▸ What is required: Retype all of the data exactly as given.

--- Begin Records supplied ---

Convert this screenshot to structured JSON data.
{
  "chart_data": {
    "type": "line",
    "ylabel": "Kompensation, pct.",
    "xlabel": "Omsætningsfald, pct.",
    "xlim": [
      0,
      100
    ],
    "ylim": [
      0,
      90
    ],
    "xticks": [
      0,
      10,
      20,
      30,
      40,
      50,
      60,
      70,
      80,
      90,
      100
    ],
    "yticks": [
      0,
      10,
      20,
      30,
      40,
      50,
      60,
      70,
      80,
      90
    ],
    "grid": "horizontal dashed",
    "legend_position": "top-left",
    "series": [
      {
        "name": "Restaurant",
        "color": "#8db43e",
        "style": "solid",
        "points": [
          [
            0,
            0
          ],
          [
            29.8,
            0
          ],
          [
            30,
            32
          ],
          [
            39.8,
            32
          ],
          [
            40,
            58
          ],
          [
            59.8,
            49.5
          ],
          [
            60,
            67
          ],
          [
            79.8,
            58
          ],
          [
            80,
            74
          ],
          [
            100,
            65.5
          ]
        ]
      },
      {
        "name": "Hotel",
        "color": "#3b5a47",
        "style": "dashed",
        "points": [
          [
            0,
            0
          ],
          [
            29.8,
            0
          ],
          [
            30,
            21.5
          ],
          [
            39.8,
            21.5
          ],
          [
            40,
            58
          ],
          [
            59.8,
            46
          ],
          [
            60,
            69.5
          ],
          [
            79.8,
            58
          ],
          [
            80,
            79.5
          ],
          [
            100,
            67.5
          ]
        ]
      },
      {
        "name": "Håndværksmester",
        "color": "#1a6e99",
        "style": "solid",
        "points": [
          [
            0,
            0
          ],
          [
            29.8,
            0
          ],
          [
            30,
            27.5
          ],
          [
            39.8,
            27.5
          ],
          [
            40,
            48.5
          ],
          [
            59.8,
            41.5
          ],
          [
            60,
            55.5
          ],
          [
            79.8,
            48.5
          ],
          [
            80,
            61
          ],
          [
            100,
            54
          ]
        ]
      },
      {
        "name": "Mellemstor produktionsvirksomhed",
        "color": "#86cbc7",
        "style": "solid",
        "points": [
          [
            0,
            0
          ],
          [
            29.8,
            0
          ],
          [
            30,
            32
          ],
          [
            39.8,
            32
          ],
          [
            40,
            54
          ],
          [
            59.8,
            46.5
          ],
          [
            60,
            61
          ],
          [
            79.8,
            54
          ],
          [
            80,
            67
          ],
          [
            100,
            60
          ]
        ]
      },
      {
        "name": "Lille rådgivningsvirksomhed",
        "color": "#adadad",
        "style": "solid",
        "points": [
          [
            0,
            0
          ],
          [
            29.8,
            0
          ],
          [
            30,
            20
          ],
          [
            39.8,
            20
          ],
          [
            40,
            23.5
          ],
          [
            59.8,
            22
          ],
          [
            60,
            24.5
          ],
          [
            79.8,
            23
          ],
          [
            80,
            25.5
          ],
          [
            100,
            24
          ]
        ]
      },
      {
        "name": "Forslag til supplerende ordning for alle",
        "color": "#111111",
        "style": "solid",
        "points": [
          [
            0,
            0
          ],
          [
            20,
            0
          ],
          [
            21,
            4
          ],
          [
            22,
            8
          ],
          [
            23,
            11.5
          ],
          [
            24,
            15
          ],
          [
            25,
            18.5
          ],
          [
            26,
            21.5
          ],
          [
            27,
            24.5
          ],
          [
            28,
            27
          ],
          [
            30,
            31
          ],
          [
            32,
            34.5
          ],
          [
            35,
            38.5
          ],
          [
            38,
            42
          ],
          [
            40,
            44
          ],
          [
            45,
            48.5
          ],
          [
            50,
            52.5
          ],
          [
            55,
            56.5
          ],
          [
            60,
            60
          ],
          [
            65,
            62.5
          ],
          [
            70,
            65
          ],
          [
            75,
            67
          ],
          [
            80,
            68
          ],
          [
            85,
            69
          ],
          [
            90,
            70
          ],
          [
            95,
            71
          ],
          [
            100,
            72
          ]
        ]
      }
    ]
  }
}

--- End Records supplied ---

▸ In response:
Convert this screenshot to structured JSON data.
{
  "chart_data": {
    "type": "line",
    "ylabel": "Kompensation, pct.",
    "xlabel": "Omsætningsfald, pct.",
    "xlim": [
      0,
      100
    ],
    "ylim": [
      0,
      90
    ],
    "xticks": [
      0,
      10,
      20,
      30,
      40,
      50,
      60,
      70,
      80,
      90,
      100
    ],
    "yticks": [
      0,
      10,
      20,
      30,
      40,
      50,
      60,
      70,
      80,
      90
    ],
    "grid": "horizontal dashed",
    "legend_position": "top-left",
    "series": [
      {
        "name": "Restaurant",
        "color": "#8db43e",
        "style": "solid",
        "points": [
          [
            0,
            0
          ],
          [
            29.8,
            0
          ],
          [
            30,
            32
          ],
          [
            39.8,
            32
          ],
          [
            40,
            58
          ],
          [
            59.8,
            49.5
          ],
          [
            60,
            67
          ],
          [
            79.8,
            58
          ],
          [
            80,
            74
          ],
          [
            100,
            65.5
          ]
        ]
      },
      {
        "name": "Hotel",
        "color": "#3b5a47",
        "style": "dashed",
        "points": [
          [
            0,
            0
          ],
          [
            29.8,
            0
          ],
          [
            30,
            21.5
          ],
          [
            39.8,
            21.5
          ],
          [
            40,
            58
          ],
          [
            59.8,
            46
          ],
          [
            60,
            69.5
          ],
          [
            79.8,
            58
          ],
          [
            80,
            79.5
          ],
          [
            100,
            67.5
          ]
        ]
      },
      {
        "name": "Håndværksmester",
        "color": "#1a6e99",
        "style": "solid",
        "points": [
          [
            0,
            0
          ],
          [
            29.8,
            0
          ],
          [
            30,
            27.5
          ],
          [
            39.8,
            27.5
          ],
          [
            40,
            48.5
          ],
          [
            59.8,
            41.5
          ],
          [
            60,
            55.5
          ],
          [
            79.8,
            48.5
          ],
          [
            80,
            61
          ],
          [
            100,
            54
          ]
        ]
      },
      {
        "name": "Mellemstor produktionsvirksomhed",
        "color": "#86cbc7",
        "style": "solid",
        "points": [
          [
            0,
            0
          ],
          [
            29.8,
            0
          ],
          [
            30,
            32
          ],
          [
            39.8,
            32
          ],
          [
            40,
            54
          ],
          [
            59.8,
            46.5
          ],
          [
            60,
            61
          ],
          [
            79.8,
            54
          ],
          [
            80,
            67
          ],
          [
            100,
            60
          ]
        ]
      },
      {
        "name": "Lille rådgivningsvirksomhed",
        "color": "#adadad",
        "style": "solid",
        "points": [
          [
            0,
            0
          ],
          [
            29.8,
            0
          ],
          [
            30,
            20
          ],
          [
            39.8,
            20
          ],
          [
            40,
            23.5
          ],
          [
            59.8,
            22
          ],
          [
            60,
            24.5
          ],
          [
            79.8,
            23
          ],
          [
            80,
            25.5
          ],
          [
            100,
            24
          ]
        ]
      },
      {
        "name": "Forslag til supplerende ordning for alle",
        "color": "#111111",
        "style": "solid",
        "points": [
          [
            0,
            0
          ],
          [
            20,
            0
          ],
          [
            21,
            4
          ],
          [
            22,
            8
          ],
          [
            23,
            11.5
          ],
          [
            24,
            15
          ],
          [
            25,
            18.5
          ],
          [
            26,
            21.5
          ],
          [
            27,
            24.5
          ],
          [
            28,
            27
          ],
          [
            30,
            31
          ],
          [
            32,
            34.5
          ],
          [
            35,
            38.5
          ],
          [
            38,
            42
          ],
          [
            40,
            44
          ],
          [
            45,
            48.5
          ],
          [
            50,
            52.5
          ],
          [
            55,
            56.5
          ],
          [
            60,
            60
          ],
          [
            65,
            62.5
          ],
          [
            70,
            65
          ],
          [
            75,
            67
          ],
          [
            80,
            68
          ],
          [
            85,
            69
          ],
          [
            90,
            70
          ],
          [
            95,
            71
          ],
          [
            100,
            72
          ]
        ]
      }
    ]
  }
}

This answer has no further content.